- REQUIRED TASK
Look for the string "Министерство" and copy every line that has it.

####

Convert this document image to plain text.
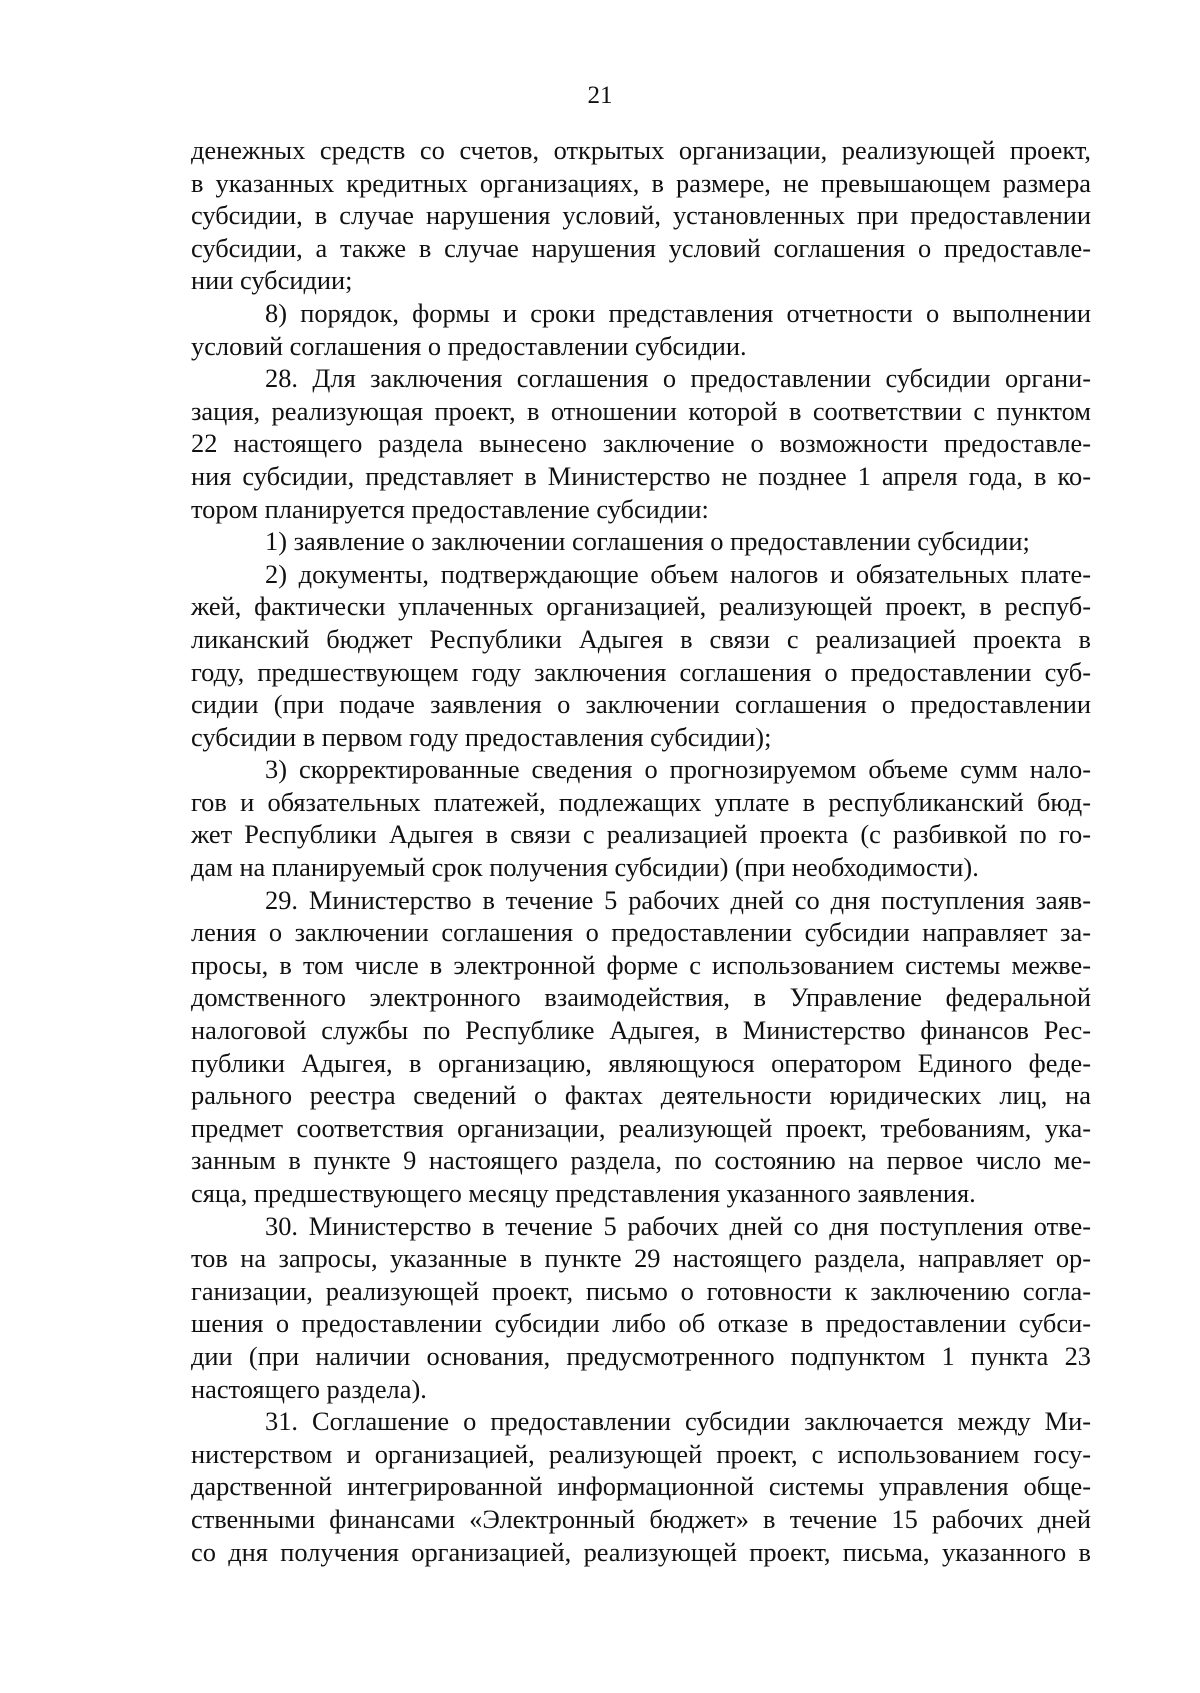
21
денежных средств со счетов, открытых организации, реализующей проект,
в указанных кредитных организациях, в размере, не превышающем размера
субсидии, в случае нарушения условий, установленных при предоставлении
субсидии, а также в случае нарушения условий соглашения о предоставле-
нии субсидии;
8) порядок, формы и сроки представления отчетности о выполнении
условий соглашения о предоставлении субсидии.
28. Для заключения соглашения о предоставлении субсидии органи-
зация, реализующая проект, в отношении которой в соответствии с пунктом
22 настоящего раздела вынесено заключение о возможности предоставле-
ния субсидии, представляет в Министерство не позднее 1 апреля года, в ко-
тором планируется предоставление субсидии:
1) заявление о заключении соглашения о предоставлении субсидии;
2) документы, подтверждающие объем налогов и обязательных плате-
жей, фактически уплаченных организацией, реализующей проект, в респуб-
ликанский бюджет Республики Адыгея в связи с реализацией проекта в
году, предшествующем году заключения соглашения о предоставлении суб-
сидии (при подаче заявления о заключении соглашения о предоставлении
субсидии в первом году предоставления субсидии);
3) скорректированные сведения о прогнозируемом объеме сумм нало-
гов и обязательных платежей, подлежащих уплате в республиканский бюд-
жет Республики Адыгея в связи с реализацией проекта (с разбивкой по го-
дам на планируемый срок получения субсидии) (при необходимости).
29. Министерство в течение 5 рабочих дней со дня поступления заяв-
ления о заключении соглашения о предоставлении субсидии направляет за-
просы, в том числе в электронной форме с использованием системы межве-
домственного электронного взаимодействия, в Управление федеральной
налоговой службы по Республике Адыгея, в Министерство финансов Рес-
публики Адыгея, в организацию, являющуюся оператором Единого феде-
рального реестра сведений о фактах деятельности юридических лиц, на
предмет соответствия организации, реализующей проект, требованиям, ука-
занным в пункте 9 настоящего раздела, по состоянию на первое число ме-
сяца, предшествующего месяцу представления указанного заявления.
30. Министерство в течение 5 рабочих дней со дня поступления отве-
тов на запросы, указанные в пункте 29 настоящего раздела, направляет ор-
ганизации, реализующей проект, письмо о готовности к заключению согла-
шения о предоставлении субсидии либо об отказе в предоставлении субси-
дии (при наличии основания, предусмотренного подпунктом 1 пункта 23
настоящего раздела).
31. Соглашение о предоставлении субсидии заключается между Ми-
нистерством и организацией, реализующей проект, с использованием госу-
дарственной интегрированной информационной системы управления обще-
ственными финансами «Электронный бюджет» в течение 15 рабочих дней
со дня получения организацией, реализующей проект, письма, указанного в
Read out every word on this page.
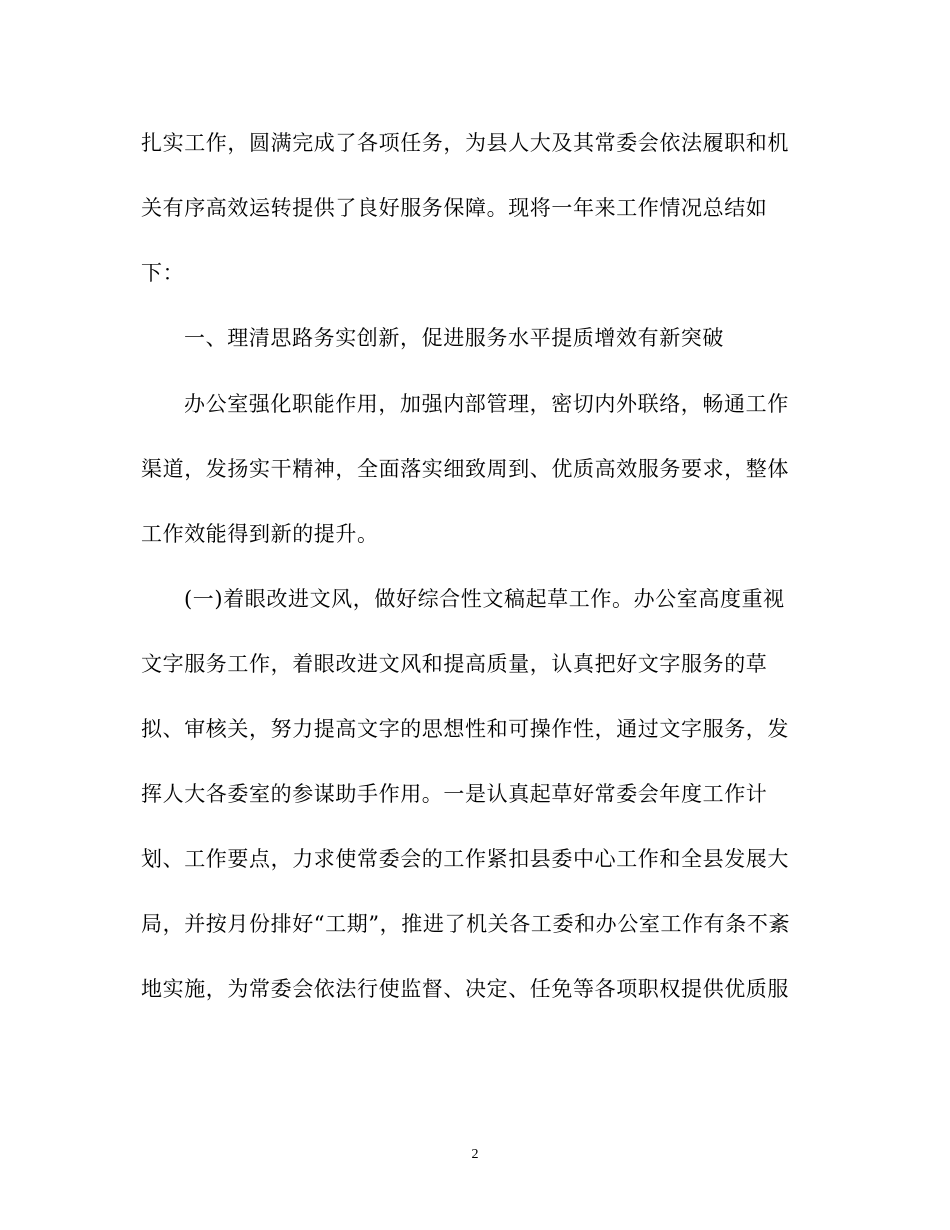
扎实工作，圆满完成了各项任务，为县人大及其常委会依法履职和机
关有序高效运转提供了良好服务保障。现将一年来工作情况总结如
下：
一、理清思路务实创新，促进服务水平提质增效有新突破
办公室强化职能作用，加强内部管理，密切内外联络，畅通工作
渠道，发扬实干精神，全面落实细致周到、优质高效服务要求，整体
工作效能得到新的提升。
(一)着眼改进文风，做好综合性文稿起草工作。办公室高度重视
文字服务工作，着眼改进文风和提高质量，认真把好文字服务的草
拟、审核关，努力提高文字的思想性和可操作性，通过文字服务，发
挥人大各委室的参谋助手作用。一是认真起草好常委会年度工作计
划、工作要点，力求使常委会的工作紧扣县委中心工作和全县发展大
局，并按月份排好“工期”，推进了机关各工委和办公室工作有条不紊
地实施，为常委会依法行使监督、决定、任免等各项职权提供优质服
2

####

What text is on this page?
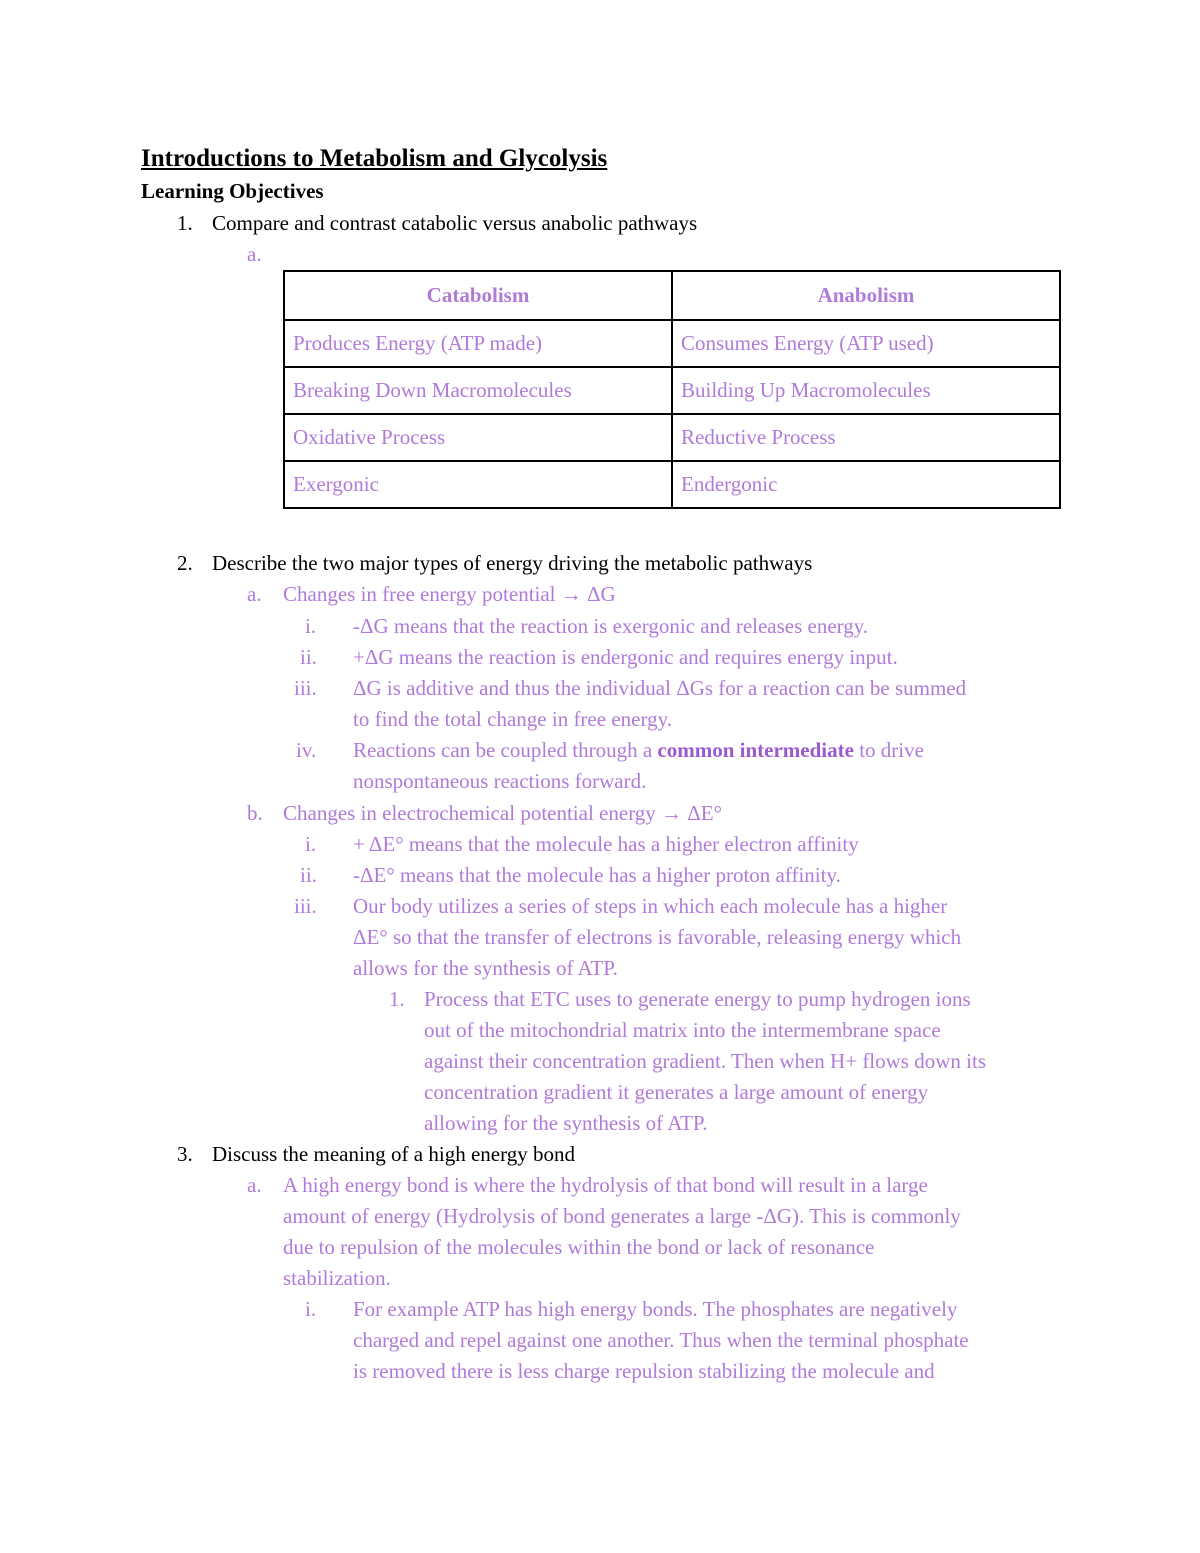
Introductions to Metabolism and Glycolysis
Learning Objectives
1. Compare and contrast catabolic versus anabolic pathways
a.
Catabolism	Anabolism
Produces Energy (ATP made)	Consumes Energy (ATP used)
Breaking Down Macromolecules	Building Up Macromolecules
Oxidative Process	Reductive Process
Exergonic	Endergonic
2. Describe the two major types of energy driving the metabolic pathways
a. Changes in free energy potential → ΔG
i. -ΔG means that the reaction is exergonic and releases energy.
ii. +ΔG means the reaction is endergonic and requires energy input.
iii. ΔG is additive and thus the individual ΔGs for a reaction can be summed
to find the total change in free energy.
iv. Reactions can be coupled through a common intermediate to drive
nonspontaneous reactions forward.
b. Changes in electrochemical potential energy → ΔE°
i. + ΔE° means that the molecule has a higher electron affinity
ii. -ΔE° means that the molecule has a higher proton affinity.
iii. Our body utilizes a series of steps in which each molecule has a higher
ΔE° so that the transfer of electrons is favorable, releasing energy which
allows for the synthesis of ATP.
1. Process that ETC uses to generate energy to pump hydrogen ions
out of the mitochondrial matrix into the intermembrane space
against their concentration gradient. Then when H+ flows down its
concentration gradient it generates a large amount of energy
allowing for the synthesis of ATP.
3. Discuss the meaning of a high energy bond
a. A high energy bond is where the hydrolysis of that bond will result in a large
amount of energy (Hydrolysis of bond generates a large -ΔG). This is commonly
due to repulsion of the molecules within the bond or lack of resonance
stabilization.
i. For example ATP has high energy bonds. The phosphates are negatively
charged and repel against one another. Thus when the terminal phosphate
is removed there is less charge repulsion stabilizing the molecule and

####

- PROBLEM SOLUTION
ния субсидии, представляет в Министерство не позднее 1 апреля года, в ко-
29. Министерство в течение 5 рабочих дней со дня поступления заяв-
налоговой службы по Республике Адыгея, в Министерство финансов Рес-
30. Министерство в течение 5 рабочих дней со дня поступления отве-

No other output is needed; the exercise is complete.